Rewrite the lines below with "annotation" changed to "note" everywhere it occurs, keep everything else the same, and leave out the pictures.

> **Provided material**

begin

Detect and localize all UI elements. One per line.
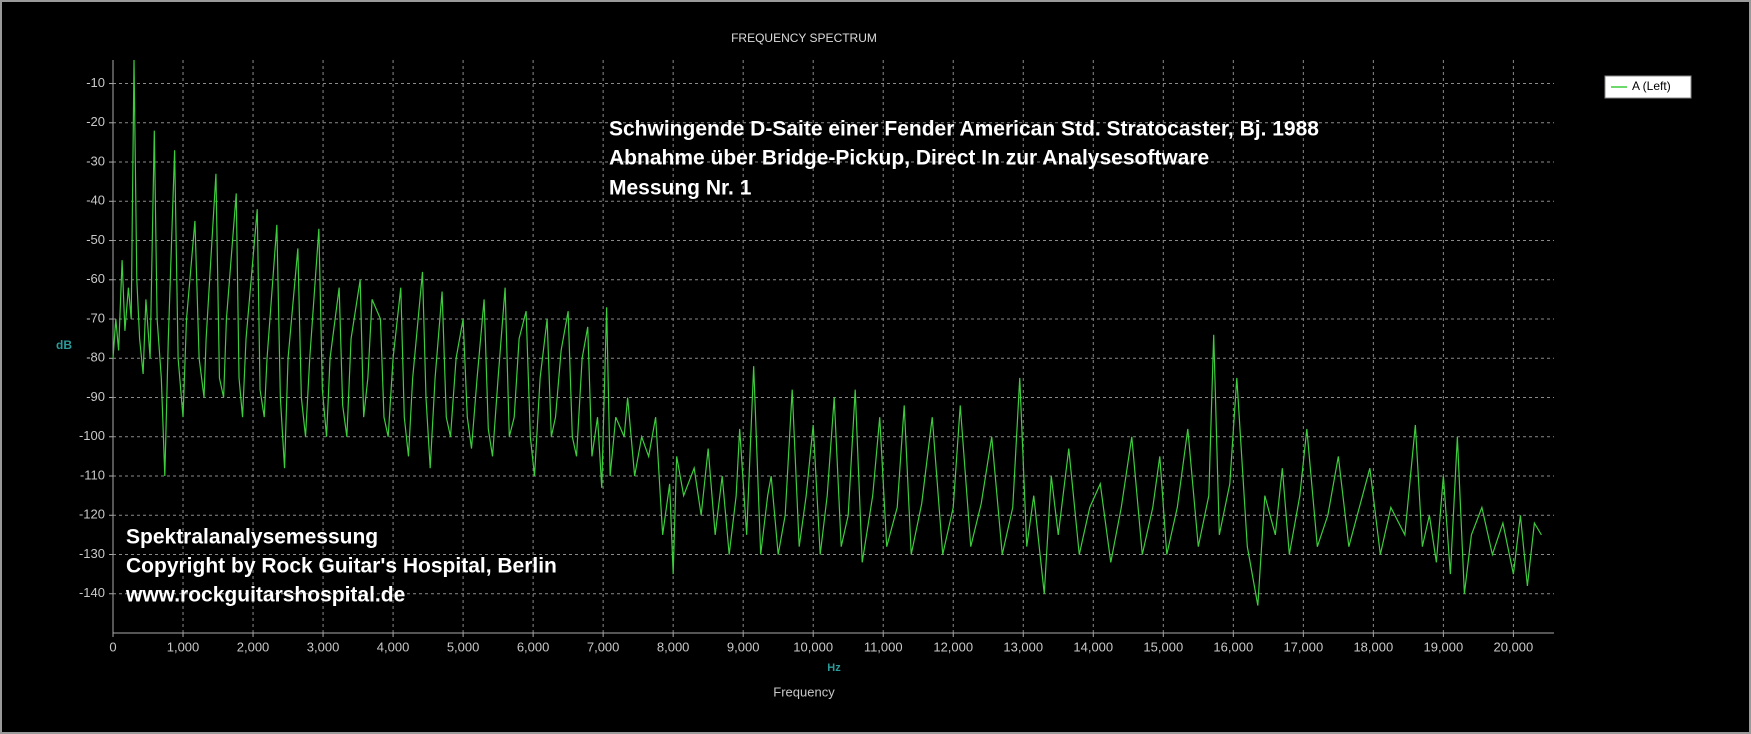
x-tick-label: 20,000 <box>1494 639 1534 654</box>
y-tick-label: -30 <box>86 153 105 168</box>
x-tick-label: 11,000 <box>864 639 903 654</box>
y-tick-label: -60 <box>86 271 105 286</box>
annotation: Spektralanalysemessung <box>126 526 378 549</box>
x-tick-label: 16,000 <box>1213 639 1253 654</box>
x-tick-label: 7,000 <box>587 639 620 654</box>
annotation: Schwingende D-Saite einer Fender America… <box>609 118 1319 141</box>
x-tick-label: 1,000 <box>167 639 200 654</box>
y-tick-label: -50 <box>86 232 105 247</box>
y-tick-label: -70 <box>86 310 105 325</box>
legend-label: A (Left) <box>1632 79 1671 93</box>
y-tick-label: -130 <box>79 546 105 561</box>
y-tick-label: -10 <box>86 75 105 90</box>
x-tick-label: 5,000 <box>447 639 480 654</box>
x-tick-label: 13,000 <box>1003 639 1043 654</box>
x-tick-label: 14,000 <box>1073 639 1113 654</box>
y-tick-label: -20 <box>86 114 105 129</box>
y-tick-label: -100 <box>79 428 105 443</box>
annotation: Abnahme über Bridge-Pickup, Direct In zu… <box>609 147 1209 170</box>
chart-title: FREQUENCY SPECTRUM <box>731 31 877 45</box>
x-tick-label: 17,000 <box>1283 639 1323 654</box>
x-axis-unit: Hz <box>827 662 841 674</box>
x-tick-label: 10,000 <box>793 639 833 654</box>
x-tick-label: 8,000 <box>657 639 690 654</box>
annotation: Messung Nr. 1 <box>609 177 752 200</box>
y-tick-label: -120 <box>79 507 105 522</box>
y-tick-label: -90 <box>86 389 105 404</box>
y-tick-label: -140 <box>79 585 105 600</box>
y-tick-label: -40 <box>86 193 105 208</box>
x-tick-label: 15,000 <box>1143 639 1183 654</box>
y-tick-label: -110 <box>80 467 105 482</box>
x-tick-label: 3,000 <box>307 639 340 654</box>
annotation: Copyright by Rock Guitar's Hospital, Ber… <box>126 555 557 578</box>
x-tick-label: 9,000 <box>727 639 760 654</box>
x-tick-label: 6,000 <box>517 639 550 654</box>
x-tick-label: 4,000 <box>377 639 410 654</box>
x-tick-label: 12,000 <box>933 639 973 654</box>
annotation: www.rockguitarshospital.de <box>125 584 405 607</box>
x-tick-label: 19,000 <box>1423 639 1463 654</box>
x-tick-label: 2,000 <box>237 639 270 654</box>
spectrum-line <box>112 59 1542 606</box>
x-tick-label: 18,000 <box>1353 639 1393 654</box>
y-tick-label: -80 <box>86 350 105 365</box>
y-axis-label: dB <box>56 338 72 352</box>
x-axis-label: Frequency <box>773 684 835 699</box>
legend-box <box>1604 75 1692 99</box>
x-tick-label: 0 <box>109 639 116 654</box>
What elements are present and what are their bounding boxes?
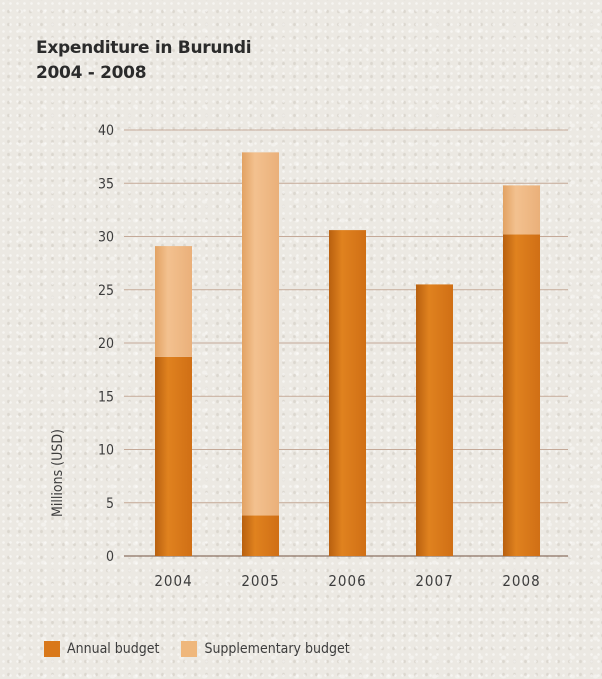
bar-2005-annual [242,515,279,556]
x-tick-label: 2007 [415,572,453,590]
y-tick-label: 5 [106,496,114,512]
y-tick-label: 20 [98,336,114,352]
bar-2008-supplementary [503,185,540,235]
legend-label-supplementary: Supplementary budget [204,641,350,657]
y-axis-label: Millions (USD) [50,429,66,517]
x-tick-label: 2005 [241,572,279,590]
legend-item-supplementary: Supplementary budget [181,641,350,657]
y-tick-label: 15 [98,389,114,405]
bars [155,152,540,557]
bar-2008-annual [503,234,540,556]
y-tick-label: 40 [98,123,114,139]
y-tick-label: 35 [98,176,114,192]
legend: Annual budget Supplementary budget [44,641,372,657]
legend-swatch-supplementary [181,641,198,657]
y-tick-label: 0 [106,549,114,565]
chart-title-line-1: Expenditure in Burundi [36,38,252,58]
y-tick-label: 25 [98,283,114,299]
bar-2007-annual [416,284,453,556]
y-axis-tick-labels: 0 5 10 15 20 25 30 35 40 [98,123,114,565]
x-tick-label: 2006 [328,572,366,590]
legend-swatch-annual [44,641,60,657]
bar-2004-supplementary [155,246,192,357]
legend-label-annual: Annual budget [67,641,160,657]
x-tick-label: 2008 [502,572,540,590]
bar-2006-annual [329,230,366,557]
x-tick-label: 2004 [154,572,192,590]
legend-item-annual: Annual budget [44,641,159,657]
x-axis-category-labels: 2004 2005 2006 2007 2008 [154,572,540,590]
y-tick-label: 30 [98,230,114,246]
y-tick-label: 10 [98,443,114,459]
chart-title: Expenditure in Burundi 2004 - 2008 [36,36,252,86]
bar-2005-supplementary [242,152,279,516]
chart-title-line-2: 2004 - 2008 [36,63,147,83]
bar-2004-annual [155,356,192,556]
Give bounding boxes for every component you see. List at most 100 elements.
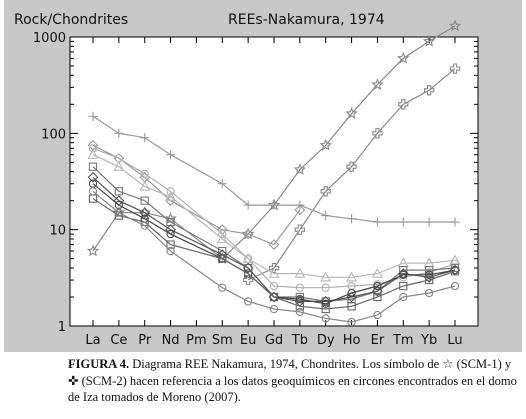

end

> **Result of this task**
Detect and localize all UI elements. One per line.
x-tick-label: 20,000 <box>1494 639 1534 654</box>
y-tick-label: -30 <box>86 153 105 168</box>
x-tick-label: 11,000 <box>864 639 903 654</box>
y-tick-label: -60 <box>86 271 105 286</box>
note: Spektralanalysemessung <box>126 526 378 549</box>
x-tick-label: 16,000 <box>1213 639 1253 654</box>
x-tick-label: 7,000 <box>587 639 620 654</box>
note: Schwingende D-Saite einer Fender America… <box>609 118 1319 141</box>
x-tick-label: 1,000 <box>167 639 200 654</box>
y-tick-label: -50 <box>86 232 105 247</box>
y-tick-label: -70 <box>86 310 105 325</box>
legend-label: A (Left) <box>1632 79 1671 93</box>
y-tick-label: -130 <box>79 546 105 561</box>
y-tick-label: -10 <box>86 75 105 90</box>
x-tick-label: 5,000 <box>447 639 480 654</box>
x-tick-label: 13,000 <box>1003 639 1043 654</box>
x-tick-label: 14,000 <box>1073 639 1113 654</box>
y-tick-label: -20 <box>86 114 105 129</box>
y-tick-label: -100 <box>79 428 105 443</box>
note: Abnahme über Bridge-Pickup, Direct In zu… <box>609 147 1209 170</box>
chart-title: FREQUENCY SPECTRUM <box>731 31 877 45</box>
x-tick-label: 17,000 <box>1283 639 1323 654</box>
x-axis-unit: Hz <box>827 662 841 674</box>
x-tick-label: 10,000 <box>793 639 833 654</box>
x-tick-label: 8,000 <box>657 639 690 654</box>
note: Messung Nr. 1 <box>609 177 752 200</box>
y-tick-label: -120 <box>79 507 105 522</box>
y-tick-label: -90 <box>86 389 105 404</box>
y-tick-label: -140 <box>79 585 105 600</box>
y-tick-label: -40 <box>86 193 105 208</box>
x-tick-label: 15,000 <box>1143 639 1183 654</box>
y-tick-label: -110 <box>80 467 105 482</box>
x-tick-label: 3,000 <box>307 639 340 654</box>
note: Copyright by Rock Guitar's Hospital, Ber… <box>126 555 557 578</box>
x-tick-label: 9,000 <box>727 639 760 654</box>
x-tick-label: 6,000 <box>517 639 550 654</box>
x-tick-label: 4,000 <box>377 639 410 654</box>
x-tick-label: 12,000 <box>933 639 973 654</box>
note: www.rockguitarshospital.de <box>125 584 405 607</box>
x-tick-label: 19,000 <box>1423 639 1463 654</box>
x-tick-label: 2,000 <box>237 639 270 654</box>
spectrum-line <box>112 59 1542 606</box>
x-tick-label: 18,000 <box>1353 639 1393 654</box>
y-tick-label: -80 <box>86 350 105 365</box>
y-axis-label: dB <box>56 338 72 352</box>
x-axis-label: Frequency <box>773 684 835 699</box>
legend-box <box>1604 75 1692 99</box>
x-tick-label: 0 <box>109 639 116 654</box>
What elements are present and what are their bounding boxes?
bar-2005-annual [242,515,279,556]
x-tick-label: 2007 [415,572,453,590]
y-tick-label: 5 [106,496,114,512]
y-tick-label: 20 [98,336,114,352]
bar-2008-supplementary [503,185,540,235]
legend-label-supplementary: Supplementary budget [204,641,350,657]
y-axis-label: Millions (USD) [50,429,66,517]
x-tick-label: 2005 [241,572,279,590]
legend-item-supplementary: Supplementary budget [181,641,350,657]
y-tick-label: 15 [98,389,114,405]
bars [155,152,540,557]
bar-2008-annual [503,234,540,556]
y-tick-label: 40 [98,123,114,139]
y-tick-label: 35 [98,176,114,192]
legend: Annual budget Supplementary budget [44,641,372,657]
legend-swatch-supplementary [181,641,198,657]
y-tick-label: 0 [106,549,114,565]
chart-title-line-1: Expenditure in Burundi [36,38,252,58]
y-tick-label: 25 [98,283,114,299]
bar-2007-annual [416,284,453,556]
y-axis-tick-labels: 0 5 10 15 20 25 30 35 40 [98,123,114,565]
x-tick-label: 2006 [328,572,366,590]
legend-swatch-annual [44,641,60,657]
bar-2004-supplementary [155,246,192,357]
legend-label-annual: Annual budget [67,641,160,657]
x-tick-label: 2008 [502,572,540,590]
bar-2006-annual [329,230,366,557]
x-tick-label: 2004 [154,572,192,590]
legend-item-annual: Annual budget [44,641,159,657]
x-axis-category-labels: 2004 2005 2006 2007 2008 [154,572,540,590]
y-tick-label: 30 [98,230,114,246]
y-tick-label: 10 [98,443,114,459]
chart-title: Expenditure in Burundi 2004 - 2008 [36,36,252,86]
bar-2005-supplementary [242,152,279,516]
chart-title-line-2: 2004 - 2008 [36,63,147,83]
bar-2004-annual [155,356,192,556]
Give bounding boxes for every component you see. List at most 100 elements.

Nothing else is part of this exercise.